Repeat the listing in full. Nothing may be added or left out.

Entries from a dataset

· · · · ·

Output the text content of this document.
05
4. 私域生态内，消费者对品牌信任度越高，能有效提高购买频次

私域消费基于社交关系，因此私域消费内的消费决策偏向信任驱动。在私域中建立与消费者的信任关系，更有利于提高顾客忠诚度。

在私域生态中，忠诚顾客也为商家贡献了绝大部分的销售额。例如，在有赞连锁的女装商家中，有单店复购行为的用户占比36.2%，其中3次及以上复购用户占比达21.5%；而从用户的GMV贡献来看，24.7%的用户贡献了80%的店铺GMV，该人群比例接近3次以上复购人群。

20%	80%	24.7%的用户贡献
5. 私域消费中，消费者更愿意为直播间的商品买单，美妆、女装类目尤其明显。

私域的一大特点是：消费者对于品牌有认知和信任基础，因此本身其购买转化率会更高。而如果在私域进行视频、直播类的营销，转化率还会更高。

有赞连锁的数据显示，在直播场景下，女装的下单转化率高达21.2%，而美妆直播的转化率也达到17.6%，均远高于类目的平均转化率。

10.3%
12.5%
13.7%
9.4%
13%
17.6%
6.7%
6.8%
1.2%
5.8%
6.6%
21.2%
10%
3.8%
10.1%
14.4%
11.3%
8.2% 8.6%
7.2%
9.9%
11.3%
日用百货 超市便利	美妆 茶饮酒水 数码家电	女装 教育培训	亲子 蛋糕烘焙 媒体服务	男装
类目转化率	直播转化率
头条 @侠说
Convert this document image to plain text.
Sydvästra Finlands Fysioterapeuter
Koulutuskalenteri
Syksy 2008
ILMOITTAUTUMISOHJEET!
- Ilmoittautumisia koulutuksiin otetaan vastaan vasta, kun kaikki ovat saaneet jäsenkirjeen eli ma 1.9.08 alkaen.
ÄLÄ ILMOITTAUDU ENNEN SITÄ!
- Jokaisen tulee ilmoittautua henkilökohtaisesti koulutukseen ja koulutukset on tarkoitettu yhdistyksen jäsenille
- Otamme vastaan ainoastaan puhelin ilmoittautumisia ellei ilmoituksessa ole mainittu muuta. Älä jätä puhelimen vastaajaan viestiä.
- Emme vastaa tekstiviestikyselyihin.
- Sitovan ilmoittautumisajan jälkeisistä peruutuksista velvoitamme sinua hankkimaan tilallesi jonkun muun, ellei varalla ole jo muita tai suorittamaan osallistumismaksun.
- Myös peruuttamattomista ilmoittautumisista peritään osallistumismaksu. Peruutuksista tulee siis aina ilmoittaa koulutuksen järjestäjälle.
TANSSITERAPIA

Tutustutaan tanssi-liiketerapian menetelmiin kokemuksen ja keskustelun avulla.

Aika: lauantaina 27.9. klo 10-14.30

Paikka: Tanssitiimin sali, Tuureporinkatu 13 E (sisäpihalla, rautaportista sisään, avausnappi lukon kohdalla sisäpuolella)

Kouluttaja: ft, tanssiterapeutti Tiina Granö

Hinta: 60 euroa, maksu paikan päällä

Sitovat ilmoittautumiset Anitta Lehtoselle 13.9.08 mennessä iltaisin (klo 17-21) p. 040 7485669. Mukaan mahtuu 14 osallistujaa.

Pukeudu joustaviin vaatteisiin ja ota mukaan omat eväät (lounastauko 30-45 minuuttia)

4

· · · · ·

Task result:
Output the text content of this document.
05
4. 私域生态内，消费者对品牌信任度越高，能有效提高购买频次

私域消费基于社交关系，因此私域消费内的消费决策偏向信任驱动。在私域中建立与消费者的信任关系，更有利于提高顾客忠诚度。

在私域生态中，忠诚顾客也为商家贡献了绝大部分的销售额。例如，在有赞连锁的女装商家中，有单店复购行为的用户占比36.2%，其中3次及以上复购用户占比达21.5%；而从用户的GMV贡献来看，24.7%的用户贡献了80%的店铺GMV，该人群比例接近3次以上复购人群。

20%	80%	24.7%的用户贡献
5. 私域消费中，消费者更愿意为直播间的商品买单，美妆、女装类目尤其明显。

私域的一大特点是：消费者对于品牌有认知和信任基础，因此本身其购买转化率会更高。而如果在私域进行视频、直播类的营销，转化率还会更高。

有赞连锁的数据显示，在直播场景下，女装的下单转化率高达21.2%，而美妆直播的转化率也达到17.6%，均远高于类目的平均转化率。

10.3%
12.5%
13.7%
9.4%
13%
17.6%
6.7%
6.8%
1.2%
5.8%
6.6%
21.2%
10%
3.8%
10.1%
14.4%
11.3%
8.2% 8.6%
7.2%
9.9%
11.3%
日用百货 超市便利	美妆 茶饮酒水 数码家电	女装 教育培训	亲子 蛋糕烘焙 媒体服务	男装
类目转化率	直播转化率
头条 @侠说
Convert this document image to plain text.
Sydvästra Finlands Fysioterapeuter
Koulutuskalenteri
Syksy 2008
ILMOITTAUTUMISOHJEET!
- Ilmoittautumisia koulutuksiin otetaan vastaan vasta, kun kaikki ovat saaneet jäsenkirjeen eli ma 1.9.08 alkaen.
ÄLÄ ILMOITTAUDU ENNEN SITÄ!
- Jokaisen tulee ilmoittautua henkilökohtaisesti koulutukseen ja koulutukset on tarkoitettu yhdistyksen jäsenille
- Otamme vastaan ainoastaan puhelin ilmoittautumisia ellei ilmoituksessa ole mainittu muuta. Älä jätä puhelimen vastaajaan viestiä.
- Emme vastaa tekstiviestikyselyihin.
- Sitovan ilmoittautumisajan jälkeisistä peruutuksista velvoitamme sinua hankkimaan tilallesi jonkun muun, ellei varalla ole jo muita tai suorittamaan osallistumismaksun.
- Myös peruuttamattomista ilmoittautumisista peritään osallistumismaksu. Peruutuksista tulee siis aina ilmoittaa koulutuksen järjestäjälle.
TANSSITERAPIA

Tutustutaan tanssi-liiketerapian menetelmiin kokemuksen ja keskustelun avulla.

Aika: lauantaina 27.9. klo 10-14.30

Paikka: Tanssitiimin sali, Tuureporinkatu 13 E (sisäpihalla, rautaportista sisään, avausnappi lukon kohdalla sisäpuolella)

Kouluttaja: ft, tanssiterapeutti Tiina Granö

Hinta: 60 euroa, maksu paikan päällä

Sitovat ilmoittautumiset Anitta Lehtoselle 13.9.08 mennessä iltaisin (klo 17-21) p. 040 7485669. Mukaan mahtuu 14 osallistujaa.

Pukeudu joustaviin vaatteisiin ja ota mukaan omat eväät (lounastauko 30-45 minuuttia)

4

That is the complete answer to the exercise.